Set task
Below are records to transcribe exactly, without their pictures.

Rows
+===+

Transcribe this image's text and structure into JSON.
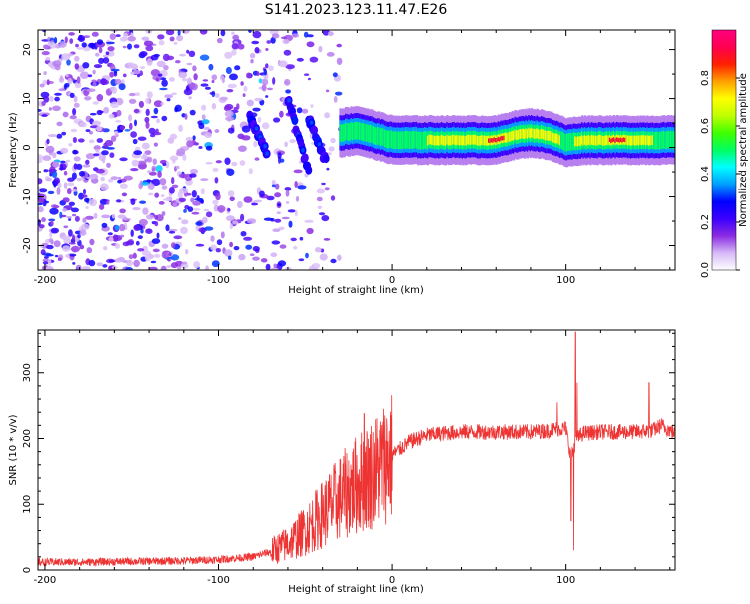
{
  "title": "S141.2023.123.11.47.E26",
  "chart_data": [
    {
      "type": "heatmap",
      "title": "S141.2023.123.11.47.E26",
      "xlabel": "Height of straight line (km)",
      "ylabel": "Frequency (Hz)",
      "xlim": [
        -204,
        163
      ],
      "ylim": [
        -25,
        24
      ],
      "x_ticks": [
        -200,
        -100,
        0,
        100
      ],
      "y_ticks": [
        -20,
        -10,
        0,
        10,
        20
      ],
      "colorbar": {
        "label": "Normalized spectral amplitude",
        "range": [
          0,
          1
        ],
        "ticks": [
          "0.0",
          "0.2",
          "0.4",
          "0.6",
          "0.8"
        ],
        "colors": [
          "#ffffff",
          "#d6b8f7",
          "#8a2be2",
          "#3b00ff",
          "#0000ff",
          "#00a0ff",
          "#00ffff",
          "#00ff60",
          "#40ff00",
          "#c0ff00",
          "#ffff00",
          "#ffa000",
          "#ff2000",
          "#ff0050",
          "#ff0080"
        ]
      },
      "band": {
        "x": [
          -30,
          -20,
          -10,
          0,
          20,
          40,
          60,
          70,
          80,
          90,
          100,
          110,
          130,
          150,
          163
        ],
        "freq": [
          3,
          3.5,
          2.5,
          1.5,
          1.5,
          1.5,
          1.5,
          2.5,
          3,
          2.5,
          1,
          1.5,
          1.5,
          1.5,
          1.5
        ],
        "amplitude": [
          0.5,
          0.6,
          0.55,
          0.6,
          0.65,
          0.7,
          0.9,
          0.8,
          0.85,
          0.75,
          0.6,
          0.7,
          0.9,
          0.65,
          0.6
        ]
      },
      "noise_region_x": [
        -204,
        -30
      ],
      "streaks": [
        {
          "x": [
            -60,
            -48
          ],
          "freq": [
            10,
            -5
          ]
        },
        {
          "x": [
            -48,
            -38
          ],
          "freq": [
            6,
            -3
          ]
        },
        {
          "x": [
            -82,
            -72
          ],
          "freq": [
            6,
            -1
          ]
        }
      ]
    },
    {
      "type": "line",
      "xlabel": "Height of straight line (km)",
      "ylabel": "SNR (10 * v/v)",
      "xlim": [
        -204,
        163
      ],
      "ylim": [
        0,
        365
      ],
      "x_ticks": [
        -200,
        -100,
        0,
        100
      ],
      "y_ticks": [
        0,
        100,
        200,
        300
      ],
      "color": "#ee3333",
      "series": [
        {
          "name": "SNR",
          "x": [
            -204,
            -180,
            -150,
            -120,
            -100,
            -80,
            -70,
            -60,
            -50,
            -40,
            -30,
            -20,
            -10,
            0,
            10,
            20,
            30,
            40,
            60,
            80,
            90,
            95,
            100,
            103,
            106,
            110,
            120,
            140,
            150,
            155,
            163
          ],
          "y": [
            12,
            12,
            13,
            14,
            16,
            20,
            28,
            40,
            60,
            85,
            110,
            130,
            150,
            175,
            195,
            205,
            208,
            210,
            210,
            210,
            212,
            215,
            215,
            170,
            200,
            208,
            210,
            210,
            212,
            220,
            208
          ]
        }
      ],
      "spikes": [
        {
          "x": -16,
          "y": 238
        },
        {
          "x": -31,
          "y": 110
        },
        {
          "x": 95,
          "y": 255
        },
        {
          "x": 103,
          "y": 75
        },
        {
          "x": 104.5,
          "y": 30
        },
        {
          "x": 105.5,
          "y": 362
        },
        {
          "x": 106.5,
          "y": 285
        },
        {
          "x": 148,
          "y": 285
        }
      ]
    }
  ]
}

+===+

Complete answer
Transcribe this image's text and structure into JSON.
{
  "title": "S141.2023.123.11.47.E26",
  "chart_data": [
    {
      "type": "heatmap",
      "title": "S141.2023.123.11.47.E26",
      "xlabel": "Height of straight line (km)",
      "ylabel": "Frequency (Hz)",
      "xlim": [
        -204,
        163
      ],
      "ylim": [
        -25,
        24
      ],
      "x_ticks": [
        -200,
        -100,
        0,
        100
      ],
      "y_ticks": [
        -20,
        -10,
        0,
        10,
        20
      ],
      "colorbar": {
        "label": "Normalized spectral amplitude",
        "range": [
          0,
          1
        ],
        "ticks": [
          "0.0",
          "0.2",
          "0.4",
          "0.6",
          "0.8"
        ],
        "colors": [
          "#ffffff",
          "#d6b8f7",
          "#8a2be2",
          "#3b00ff",
          "#0000ff",
          "#00a0ff",
          "#00ffff",
          "#00ff60",
          "#40ff00",
          "#c0ff00",
          "#ffff00",
          "#ffa000",
          "#ff2000",
          "#ff0050",
          "#ff0080"
        ]
      },
      "band": {
        "x": [
          -30,
          -20,
          -10,
          0,
          20,
          40,
          60,
          70,
          80,
          90,
          100,
          110,
          130,
          150,
          163
        ],
        "freq": [
          3,
          3.5,
          2.5,
          1.5,
          1.5,
          1.5,
          1.5,
          2.5,
          3,
          2.5,
          1,
          1.5,
          1.5,
          1.5,
          1.5
        ],
        "amplitude": [
          0.5,
          0.6,
          0.55,
          0.6,
          0.65,
          0.7,
          0.9,
          0.8,
          0.85,
          0.75,
          0.6,
          0.7,
          0.9,
          0.65,
          0.6
        ]
      },
      "noise_region_x": [
        -204,
        -30
      ],
      "streaks": [
        {
          "x": [
            -60,
            -48
          ],
          "freq": [
            10,
            -5
          ]
        },
        {
          "x": [
            -48,
            -38
          ],
          "freq": [
            6,
            -3
          ]
        },
        {
          "x": [
            -82,
            -72
          ],
          "freq": [
            6,
            -1
          ]
        }
      ]
    },
    {
      "type": "line",
      "xlabel": "Height of straight line (km)",
      "ylabel": "SNR (10 * v/v)",
      "xlim": [
        -204,
        163
      ],
      "ylim": [
        0,
        365
      ],
      "x_ticks": [
        -200,
        -100,
        0,
        100
      ],
      "y_ticks": [
        0,
        100,
        200,
        300
      ],
      "color": "#ee3333",
      "series": [
        {
          "name": "SNR",
          "x": [
            -204,
            -180,
            -150,
            -120,
            -100,
            -80,
            -70,
            -60,
            -50,
            -40,
            -30,
            -20,
            -10,
            0,
            10,
            20,
            30,
            40,
            60,
            80,
            90,
            95,
            100,
            103,
            106,
            110,
            120,
            140,
            150,
            155,
            163
          ],
          "y": [
            12,
            12,
            13,
            14,
            16,
            20,
            28,
            40,
            60,
            85,
            110,
            130,
            150,
            175,
            195,
            205,
            208,
            210,
            210,
            210,
            212,
            215,
            215,
            170,
            200,
            208,
            210,
            210,
            212,
            220,
            208
          ]
        }
      ],
      "spikes": [
        {
          "x": -16,
          "y": 238
        },
        {
          "x": -31,
          "y": 110
        },
        {
          "x": 95,
          "y": 255
        },
        {
          "x": 103,
          "y": 75
        },
        {
          "x": 104.5,
          "y": 30
        },
        {
          "x": 105.5,
          "y": 362
        },
        {
          "x": 106.5,
          "y": 285
        },
        {
          "x": 148,
          "y": 285
        }
      ]
    }
  ]
}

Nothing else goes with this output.